Task requirements: Only the lines from the one containing "Convert this screenshot" through the one containing "Parse this screenshot: output" are wanted. Give them again exactly, both ends included.

Listed entries:
■ ■ ■

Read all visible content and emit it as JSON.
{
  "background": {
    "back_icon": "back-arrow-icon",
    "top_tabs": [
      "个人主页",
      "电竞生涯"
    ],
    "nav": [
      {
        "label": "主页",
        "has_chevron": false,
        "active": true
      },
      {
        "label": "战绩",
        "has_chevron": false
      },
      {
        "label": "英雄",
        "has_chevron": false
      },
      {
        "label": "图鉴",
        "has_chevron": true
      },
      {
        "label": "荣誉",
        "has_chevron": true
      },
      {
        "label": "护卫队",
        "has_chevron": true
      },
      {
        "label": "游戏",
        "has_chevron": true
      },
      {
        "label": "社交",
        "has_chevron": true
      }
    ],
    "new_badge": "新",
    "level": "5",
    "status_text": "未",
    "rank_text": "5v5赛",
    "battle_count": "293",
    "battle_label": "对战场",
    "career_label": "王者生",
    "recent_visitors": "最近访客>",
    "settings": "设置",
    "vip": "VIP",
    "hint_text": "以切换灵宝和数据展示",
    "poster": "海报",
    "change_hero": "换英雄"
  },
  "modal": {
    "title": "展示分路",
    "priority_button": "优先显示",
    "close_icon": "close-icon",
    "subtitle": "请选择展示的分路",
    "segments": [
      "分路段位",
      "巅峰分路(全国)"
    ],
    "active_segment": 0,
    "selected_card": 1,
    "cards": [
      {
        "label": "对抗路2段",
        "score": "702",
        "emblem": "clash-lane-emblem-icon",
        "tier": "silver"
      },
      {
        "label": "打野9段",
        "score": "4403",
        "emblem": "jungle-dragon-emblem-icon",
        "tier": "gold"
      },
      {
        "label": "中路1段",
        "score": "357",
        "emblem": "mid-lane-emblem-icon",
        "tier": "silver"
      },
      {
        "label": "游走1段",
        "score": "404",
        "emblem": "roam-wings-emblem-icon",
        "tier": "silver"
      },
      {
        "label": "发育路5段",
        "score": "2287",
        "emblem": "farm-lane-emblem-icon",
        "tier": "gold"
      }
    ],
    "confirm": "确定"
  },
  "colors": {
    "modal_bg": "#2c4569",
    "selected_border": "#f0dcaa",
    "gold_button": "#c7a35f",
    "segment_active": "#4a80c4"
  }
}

■ ■ ■

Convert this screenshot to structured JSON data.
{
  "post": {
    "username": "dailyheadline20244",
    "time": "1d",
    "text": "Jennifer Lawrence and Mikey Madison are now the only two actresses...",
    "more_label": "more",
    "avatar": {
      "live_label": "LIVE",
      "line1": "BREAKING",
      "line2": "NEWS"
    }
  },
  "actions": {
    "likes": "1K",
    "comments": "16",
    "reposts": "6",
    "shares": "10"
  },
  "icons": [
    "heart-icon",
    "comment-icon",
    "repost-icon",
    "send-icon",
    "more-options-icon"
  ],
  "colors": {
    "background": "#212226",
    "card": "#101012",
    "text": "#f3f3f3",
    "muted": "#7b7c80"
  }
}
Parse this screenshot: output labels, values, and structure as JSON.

■ ■ ■

Output of the exercise:
Convert this screenshot to structured JSON data.
{
  "post": {
    "username": "dailyheadline20244",
    "time": "1d",
    "text": "Jennifer Lawrence and Mikey Madison are now the only two actresses...",
    "more_label": "more",
    "avatar": {
      "live_label": "LIVE",
      "line1": "BREAKING",
      "line2": "NEWS"
    }
  },
  "actions": {
    "likes": "1K",
    "comments": "16",
    "reposts": "6",
    "shares": "10"
  },
  "icons": [
    "heart-icon",
    "comment-icon",
    "repost-icon",
    "send-icon",
    "more-options-icon"
  ],
  "colors": {
    "background": "#212226",
    "card": "#101012",
    "text": "#f3f3f3",
    "muted": "#7b7c80"
  }
}
Parse this screenshot: output labels, values, and structure as JSON.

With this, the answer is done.